>> START STORED DATA

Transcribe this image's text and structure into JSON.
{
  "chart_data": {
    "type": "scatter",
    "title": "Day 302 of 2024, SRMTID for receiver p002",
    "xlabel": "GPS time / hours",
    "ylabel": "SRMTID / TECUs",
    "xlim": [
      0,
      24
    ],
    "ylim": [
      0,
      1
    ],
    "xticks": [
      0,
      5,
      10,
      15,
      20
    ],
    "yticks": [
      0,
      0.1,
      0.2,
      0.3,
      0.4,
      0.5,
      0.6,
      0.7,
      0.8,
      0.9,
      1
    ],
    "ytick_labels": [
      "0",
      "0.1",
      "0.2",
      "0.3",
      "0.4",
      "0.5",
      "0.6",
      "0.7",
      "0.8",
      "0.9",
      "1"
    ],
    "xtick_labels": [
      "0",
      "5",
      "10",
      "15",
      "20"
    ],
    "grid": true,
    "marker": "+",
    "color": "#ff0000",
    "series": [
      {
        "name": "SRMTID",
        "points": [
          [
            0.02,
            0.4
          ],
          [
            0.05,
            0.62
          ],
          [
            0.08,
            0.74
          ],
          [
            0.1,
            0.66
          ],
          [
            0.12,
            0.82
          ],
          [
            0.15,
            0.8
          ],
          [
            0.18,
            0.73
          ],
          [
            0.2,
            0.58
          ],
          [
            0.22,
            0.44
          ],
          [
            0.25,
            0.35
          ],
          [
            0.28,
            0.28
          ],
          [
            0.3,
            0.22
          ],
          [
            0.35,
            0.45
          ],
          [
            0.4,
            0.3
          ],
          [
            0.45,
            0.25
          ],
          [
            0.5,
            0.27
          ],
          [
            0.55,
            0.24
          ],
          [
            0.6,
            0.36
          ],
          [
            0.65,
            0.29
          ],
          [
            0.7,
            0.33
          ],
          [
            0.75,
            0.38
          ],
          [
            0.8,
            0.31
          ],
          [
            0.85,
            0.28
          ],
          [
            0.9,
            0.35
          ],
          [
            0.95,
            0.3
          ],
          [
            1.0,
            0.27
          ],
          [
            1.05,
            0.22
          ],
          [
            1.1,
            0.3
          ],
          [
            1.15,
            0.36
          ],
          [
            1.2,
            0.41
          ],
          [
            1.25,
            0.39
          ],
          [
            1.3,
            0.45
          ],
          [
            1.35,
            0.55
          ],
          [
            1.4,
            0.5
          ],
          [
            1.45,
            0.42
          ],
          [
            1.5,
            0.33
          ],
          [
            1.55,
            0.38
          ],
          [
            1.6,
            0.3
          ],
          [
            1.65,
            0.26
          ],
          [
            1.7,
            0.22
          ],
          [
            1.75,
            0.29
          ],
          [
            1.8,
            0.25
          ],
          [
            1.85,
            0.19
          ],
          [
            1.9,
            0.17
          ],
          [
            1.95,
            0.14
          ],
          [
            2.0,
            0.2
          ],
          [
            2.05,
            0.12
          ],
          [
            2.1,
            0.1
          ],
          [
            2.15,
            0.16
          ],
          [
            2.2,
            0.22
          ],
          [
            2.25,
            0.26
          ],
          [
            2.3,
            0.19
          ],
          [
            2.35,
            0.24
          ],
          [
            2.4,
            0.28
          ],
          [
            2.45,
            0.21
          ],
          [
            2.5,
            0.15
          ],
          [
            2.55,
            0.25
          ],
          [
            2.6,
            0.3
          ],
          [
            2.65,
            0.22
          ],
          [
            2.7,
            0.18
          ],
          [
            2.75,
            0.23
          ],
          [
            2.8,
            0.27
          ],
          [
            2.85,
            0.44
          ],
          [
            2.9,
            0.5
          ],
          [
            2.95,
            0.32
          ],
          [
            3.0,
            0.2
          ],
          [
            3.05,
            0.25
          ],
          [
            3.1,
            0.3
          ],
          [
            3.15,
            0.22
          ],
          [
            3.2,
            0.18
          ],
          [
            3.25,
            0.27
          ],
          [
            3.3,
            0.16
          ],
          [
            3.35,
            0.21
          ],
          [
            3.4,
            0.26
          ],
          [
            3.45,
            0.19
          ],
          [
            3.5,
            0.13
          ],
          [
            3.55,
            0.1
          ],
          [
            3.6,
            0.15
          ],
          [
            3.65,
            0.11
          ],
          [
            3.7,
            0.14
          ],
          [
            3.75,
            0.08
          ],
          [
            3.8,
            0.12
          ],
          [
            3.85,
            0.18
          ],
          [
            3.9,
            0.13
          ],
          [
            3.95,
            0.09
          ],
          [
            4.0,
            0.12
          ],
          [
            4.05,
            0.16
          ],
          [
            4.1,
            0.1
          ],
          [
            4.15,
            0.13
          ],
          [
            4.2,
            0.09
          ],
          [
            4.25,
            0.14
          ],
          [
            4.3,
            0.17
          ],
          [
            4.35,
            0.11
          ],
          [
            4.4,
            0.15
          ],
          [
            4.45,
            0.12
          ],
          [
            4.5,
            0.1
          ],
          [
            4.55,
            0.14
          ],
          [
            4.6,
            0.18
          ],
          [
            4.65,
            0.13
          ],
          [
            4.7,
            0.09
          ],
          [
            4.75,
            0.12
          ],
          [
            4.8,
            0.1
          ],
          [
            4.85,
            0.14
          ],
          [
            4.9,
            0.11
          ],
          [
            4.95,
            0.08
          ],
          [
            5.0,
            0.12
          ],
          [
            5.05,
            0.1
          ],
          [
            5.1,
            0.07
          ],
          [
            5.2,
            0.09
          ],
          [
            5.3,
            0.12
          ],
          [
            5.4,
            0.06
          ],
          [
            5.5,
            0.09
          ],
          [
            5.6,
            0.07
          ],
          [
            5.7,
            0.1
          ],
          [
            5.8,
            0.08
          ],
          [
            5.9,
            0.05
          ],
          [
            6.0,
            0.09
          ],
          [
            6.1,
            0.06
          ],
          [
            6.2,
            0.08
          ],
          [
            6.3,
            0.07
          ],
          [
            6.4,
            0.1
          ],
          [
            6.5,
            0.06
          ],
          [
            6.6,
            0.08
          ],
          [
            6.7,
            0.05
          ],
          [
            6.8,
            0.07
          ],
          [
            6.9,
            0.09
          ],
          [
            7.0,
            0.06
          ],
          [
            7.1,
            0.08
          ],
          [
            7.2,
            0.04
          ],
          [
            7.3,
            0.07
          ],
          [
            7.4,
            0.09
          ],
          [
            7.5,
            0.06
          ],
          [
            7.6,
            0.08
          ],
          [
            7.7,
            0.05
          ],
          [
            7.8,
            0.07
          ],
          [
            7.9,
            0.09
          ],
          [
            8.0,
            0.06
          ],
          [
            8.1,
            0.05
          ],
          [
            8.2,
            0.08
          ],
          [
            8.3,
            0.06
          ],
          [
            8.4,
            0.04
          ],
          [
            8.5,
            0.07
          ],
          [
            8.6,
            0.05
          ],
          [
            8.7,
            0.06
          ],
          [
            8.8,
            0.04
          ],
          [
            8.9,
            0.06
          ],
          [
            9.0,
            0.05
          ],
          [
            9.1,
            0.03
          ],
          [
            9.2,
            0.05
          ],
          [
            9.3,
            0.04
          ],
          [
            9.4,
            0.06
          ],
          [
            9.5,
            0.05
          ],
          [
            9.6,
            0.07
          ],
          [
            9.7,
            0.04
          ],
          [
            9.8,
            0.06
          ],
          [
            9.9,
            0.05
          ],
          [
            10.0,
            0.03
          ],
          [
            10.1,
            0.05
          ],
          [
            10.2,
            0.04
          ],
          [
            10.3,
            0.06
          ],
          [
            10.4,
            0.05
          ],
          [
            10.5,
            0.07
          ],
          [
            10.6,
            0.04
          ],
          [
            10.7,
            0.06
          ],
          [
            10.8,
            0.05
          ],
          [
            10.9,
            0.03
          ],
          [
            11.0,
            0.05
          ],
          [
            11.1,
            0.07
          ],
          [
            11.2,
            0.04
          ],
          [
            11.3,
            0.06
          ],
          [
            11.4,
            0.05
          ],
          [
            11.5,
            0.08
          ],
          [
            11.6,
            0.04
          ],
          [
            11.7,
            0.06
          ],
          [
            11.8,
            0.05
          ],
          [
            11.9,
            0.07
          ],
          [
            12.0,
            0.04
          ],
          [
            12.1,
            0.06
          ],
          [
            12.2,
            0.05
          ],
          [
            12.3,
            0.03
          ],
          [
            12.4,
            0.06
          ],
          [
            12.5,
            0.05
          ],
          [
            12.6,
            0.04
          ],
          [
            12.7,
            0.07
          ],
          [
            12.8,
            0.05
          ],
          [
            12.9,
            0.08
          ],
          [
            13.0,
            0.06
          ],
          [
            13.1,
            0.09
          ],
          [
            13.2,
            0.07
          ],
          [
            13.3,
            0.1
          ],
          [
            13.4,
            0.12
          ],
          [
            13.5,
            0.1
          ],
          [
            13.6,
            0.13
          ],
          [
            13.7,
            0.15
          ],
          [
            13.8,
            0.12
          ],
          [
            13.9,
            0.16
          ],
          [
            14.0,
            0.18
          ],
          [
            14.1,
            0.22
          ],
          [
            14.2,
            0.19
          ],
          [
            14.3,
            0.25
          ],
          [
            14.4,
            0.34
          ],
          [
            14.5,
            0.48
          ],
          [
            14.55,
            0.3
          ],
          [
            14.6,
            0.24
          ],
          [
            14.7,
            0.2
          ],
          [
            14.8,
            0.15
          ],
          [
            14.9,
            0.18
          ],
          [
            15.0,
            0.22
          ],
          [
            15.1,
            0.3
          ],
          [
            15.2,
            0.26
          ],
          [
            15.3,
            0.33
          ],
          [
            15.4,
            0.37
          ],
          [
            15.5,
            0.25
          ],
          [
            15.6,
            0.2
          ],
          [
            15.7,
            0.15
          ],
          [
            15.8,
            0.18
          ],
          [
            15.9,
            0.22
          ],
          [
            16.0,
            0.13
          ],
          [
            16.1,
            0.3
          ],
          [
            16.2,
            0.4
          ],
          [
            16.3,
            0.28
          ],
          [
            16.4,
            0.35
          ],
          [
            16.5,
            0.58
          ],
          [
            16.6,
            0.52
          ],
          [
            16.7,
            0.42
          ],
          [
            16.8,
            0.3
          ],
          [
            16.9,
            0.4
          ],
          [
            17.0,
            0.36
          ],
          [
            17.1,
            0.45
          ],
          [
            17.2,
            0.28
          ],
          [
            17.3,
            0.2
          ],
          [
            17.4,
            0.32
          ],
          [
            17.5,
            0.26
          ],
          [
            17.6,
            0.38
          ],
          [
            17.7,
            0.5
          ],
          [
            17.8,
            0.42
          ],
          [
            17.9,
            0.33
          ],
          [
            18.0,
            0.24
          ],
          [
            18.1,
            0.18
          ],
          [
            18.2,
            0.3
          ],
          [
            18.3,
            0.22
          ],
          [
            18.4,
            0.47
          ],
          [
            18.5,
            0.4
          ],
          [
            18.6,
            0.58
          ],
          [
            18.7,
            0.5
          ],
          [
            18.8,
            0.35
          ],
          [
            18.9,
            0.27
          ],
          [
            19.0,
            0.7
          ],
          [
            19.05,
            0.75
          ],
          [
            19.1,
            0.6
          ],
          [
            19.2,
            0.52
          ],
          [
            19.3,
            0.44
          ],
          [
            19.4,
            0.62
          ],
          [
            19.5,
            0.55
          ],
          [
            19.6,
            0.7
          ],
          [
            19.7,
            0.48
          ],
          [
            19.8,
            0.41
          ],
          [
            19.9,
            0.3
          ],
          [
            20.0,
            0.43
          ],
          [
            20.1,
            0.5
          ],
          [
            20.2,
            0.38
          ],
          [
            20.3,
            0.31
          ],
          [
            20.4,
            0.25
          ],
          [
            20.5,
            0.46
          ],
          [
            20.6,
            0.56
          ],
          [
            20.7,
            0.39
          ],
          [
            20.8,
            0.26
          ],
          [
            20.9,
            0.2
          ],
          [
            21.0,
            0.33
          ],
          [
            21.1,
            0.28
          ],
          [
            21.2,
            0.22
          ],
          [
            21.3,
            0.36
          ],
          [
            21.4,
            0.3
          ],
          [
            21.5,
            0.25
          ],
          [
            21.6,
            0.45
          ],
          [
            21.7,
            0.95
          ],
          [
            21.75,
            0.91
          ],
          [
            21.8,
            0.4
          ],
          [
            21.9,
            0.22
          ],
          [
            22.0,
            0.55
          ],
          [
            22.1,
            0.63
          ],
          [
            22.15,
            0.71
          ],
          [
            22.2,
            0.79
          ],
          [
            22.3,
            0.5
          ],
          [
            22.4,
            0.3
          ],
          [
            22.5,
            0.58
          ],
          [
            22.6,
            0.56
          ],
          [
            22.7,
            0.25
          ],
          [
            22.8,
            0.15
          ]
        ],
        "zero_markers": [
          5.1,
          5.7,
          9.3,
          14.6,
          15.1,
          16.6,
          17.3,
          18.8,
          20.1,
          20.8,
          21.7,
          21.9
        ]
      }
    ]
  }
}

>> END STORED DATA

▸ DIRECTIONS: Looking at the records above, work out how many lines include the word "SRMTID", then give that number by itself.

▸ RESULT: 3